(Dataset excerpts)
[Start]

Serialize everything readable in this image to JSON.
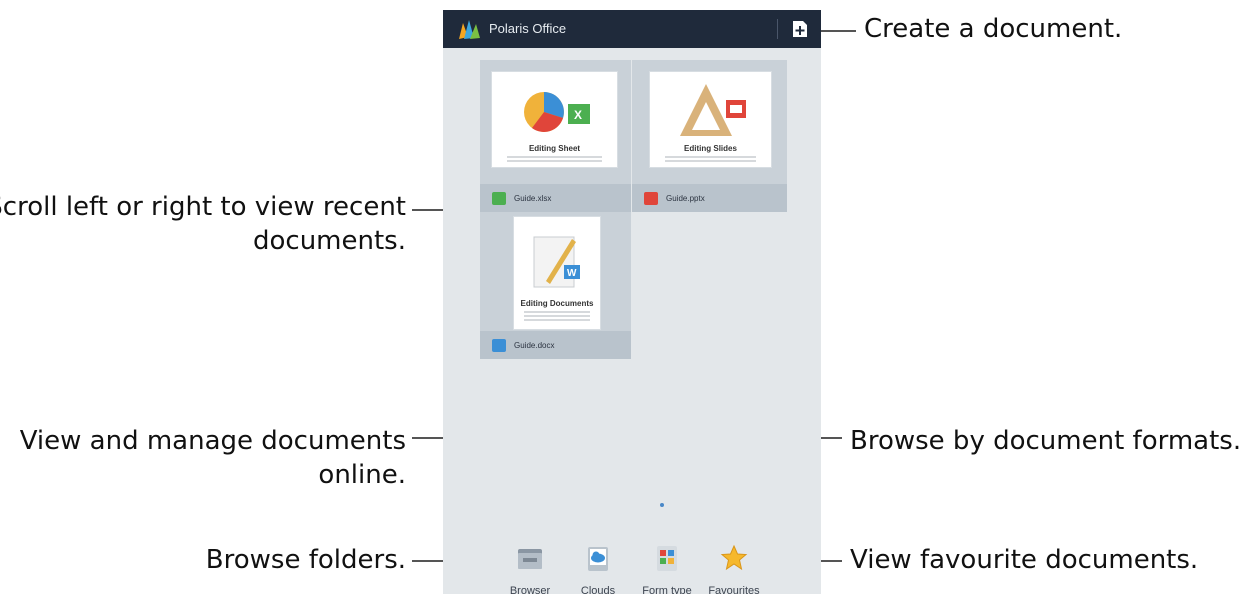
{
  "app": {
    "title": "Polaris Office"
  },
  "recent_documents": [
    {
      "thumb_title": "Editing Sheet",
      "filename": "Guide.xlsx",
      "type": "xlsx",
      "color": "#4caf50"
    },
    {
      "thumb_title": "Editing Slides",
      "filename": "Guide.pptx",
      "type": "pptx",
      "color": "#e0453a"
    },
    {
      "thumb_title": "Editing Documents",
      "filename": "Guide.docx",
      "type": "docx",
      "color": "#3b8fd6"
    }
  ],
  "bottom_nav": [
    {
      "label": "Browser",
      "icon": "folder-icon"
    },
    {
      "label": "Clouds",
      "icon": "cloud-icon"
    },
    {
      "label": "Form type",
      "icon": "form-type-icon"
    },
    {
      "label": "Favourites",
      "icon": "star-icon"
    }
  ],
  "callouts": {
    "create": "Create a document.",
    "scroll_line1": "Scroll left or right to view recent",
    "scroll_line2": "documents.",
    "online_line1": "View and manage documents",
    "online_line2": "online.",
    "folders": "Browse folders.",
    "formats": "Browse by document formats.",
    "favourites": "View favourite documents."
  },
  "colors": {
    "titlebar": "#1f2a3b",
    "content_bg": "#e3e7ea",
    "card_bg": "#c9d1d8"
  }
}
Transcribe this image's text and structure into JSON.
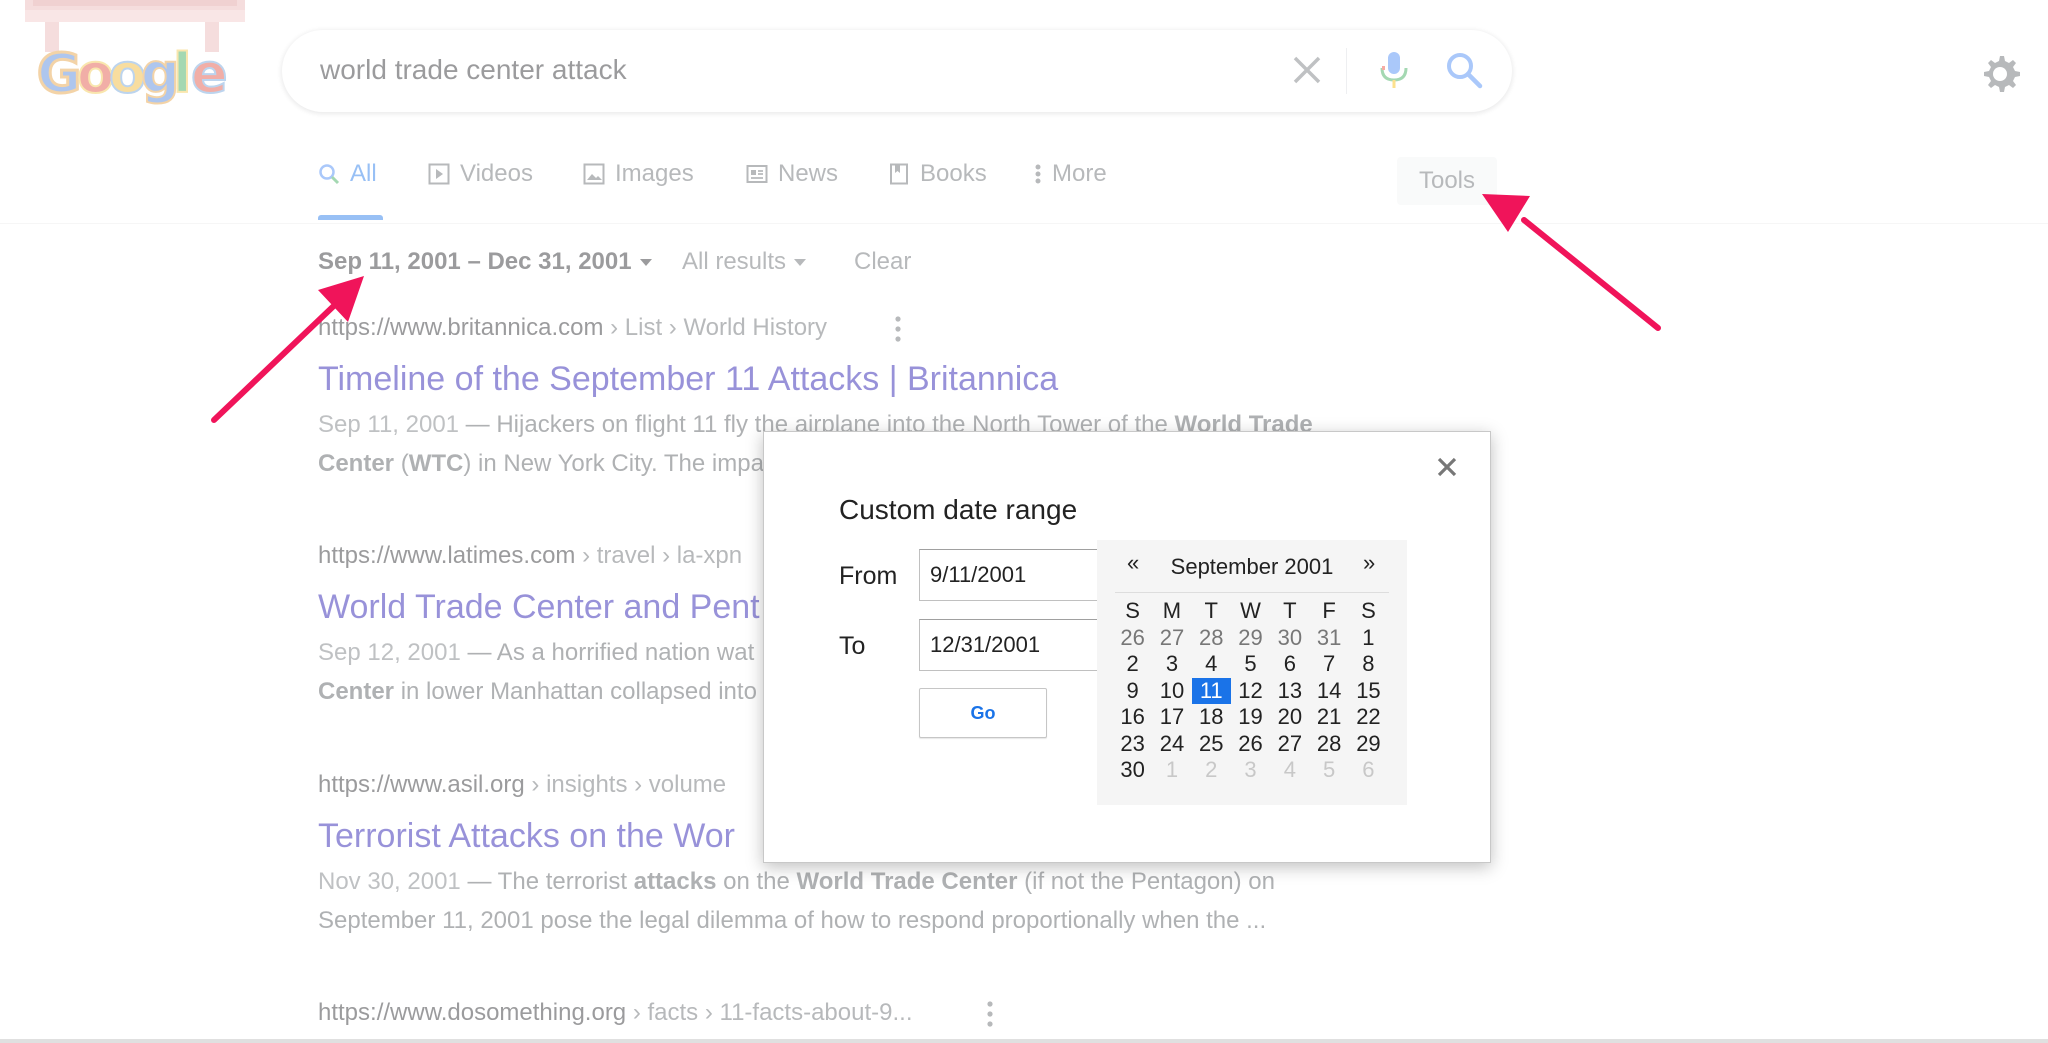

[End]

Written exercise: Copy every line of the listing that contains the word "filename".

The result:
      "filename": "Guide.xlsx",
      "filename": "Guide.pptx",
      "filename": "Guide.docx",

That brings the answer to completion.